▶ **Exercise description**: Retype each entry below, keeping every character the same.

******

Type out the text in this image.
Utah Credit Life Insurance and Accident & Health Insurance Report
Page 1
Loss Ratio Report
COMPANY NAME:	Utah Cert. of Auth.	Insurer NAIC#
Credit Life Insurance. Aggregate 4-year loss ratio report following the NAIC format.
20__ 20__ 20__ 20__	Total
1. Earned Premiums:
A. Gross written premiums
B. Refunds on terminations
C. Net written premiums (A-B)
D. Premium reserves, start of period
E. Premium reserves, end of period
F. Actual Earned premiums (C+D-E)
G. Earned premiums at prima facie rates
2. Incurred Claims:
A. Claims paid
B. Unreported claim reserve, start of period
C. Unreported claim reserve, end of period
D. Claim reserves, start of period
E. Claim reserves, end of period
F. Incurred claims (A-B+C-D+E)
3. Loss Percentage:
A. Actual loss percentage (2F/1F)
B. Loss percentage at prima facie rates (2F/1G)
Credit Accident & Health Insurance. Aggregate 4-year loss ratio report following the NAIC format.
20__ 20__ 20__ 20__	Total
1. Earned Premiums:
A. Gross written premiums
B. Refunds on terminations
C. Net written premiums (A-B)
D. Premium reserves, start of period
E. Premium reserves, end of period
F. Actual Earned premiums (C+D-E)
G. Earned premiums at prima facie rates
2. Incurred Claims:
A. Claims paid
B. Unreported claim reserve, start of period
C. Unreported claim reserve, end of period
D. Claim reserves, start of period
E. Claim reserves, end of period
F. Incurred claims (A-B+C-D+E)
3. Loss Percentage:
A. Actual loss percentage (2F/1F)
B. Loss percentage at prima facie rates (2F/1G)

******

▶ **Response**:
Type out the text in this image.
Utah Credit Life Insurance and Accident & Health Insurance Report
Page 1
Loss Ratio Report
COMPANY NAME:	Utah Cert. of Auth.	Insurer NAIC#
Credit Life Insurance. Aggregate 4-year loss ratio report following the NAIC format.
20__ 20__ 20__ 20__	Total
1. Earned Premiums:
A. Gross written premiums
B. Refunds on terminations
C. Net written premiums (A-B)
D. Premium reserves, start of period
E. Premium reserves, end of period
F. Actual Earned premiums (C+D-E)
G. Earned premiums at prima facie rates
2. Incurred Claims:
A. Claims paid
B. Unreported claim reserve, start of period
C. Unreported claim reserve, end of period
D. Claim reserves, start of period
E. Claim reserves, end of period
F. Incurred claims (A-B+C-D+E)
3. Loss Percentage:
A. Actual loss percentage (2F/1F)
B. Loss percentage at prima facie rates (2F/1G)
Credit Accident & Health Insurance. Aggregate 4-year loss ratio report following the NAIC format.
20__ 20__ 20__ 20__	Total
1. Earned Premiums:
A. Gross written premiums
B. Refunds on terminations
C. Net written premiums (A-B)
D. Premium reserves, start of period
E. Premium reserves, end of period
F. Actual Earned premiums (C+D-E)
G. Earned premiums at prima facie rates
2. Incurred Claims:
A. Claims paid
B. Unreported claim reserve, start of period
C. Unreported claim reserve, end of period
D. Claim reserves, start of period
E. Claim reserves, end of period
F. Incurred claims (A-B+C-D+E)
3. Loss Percentage:
A. Actual loss percentage (2F/1F)
B. Loss percentage at prima facie rates (2F/1G)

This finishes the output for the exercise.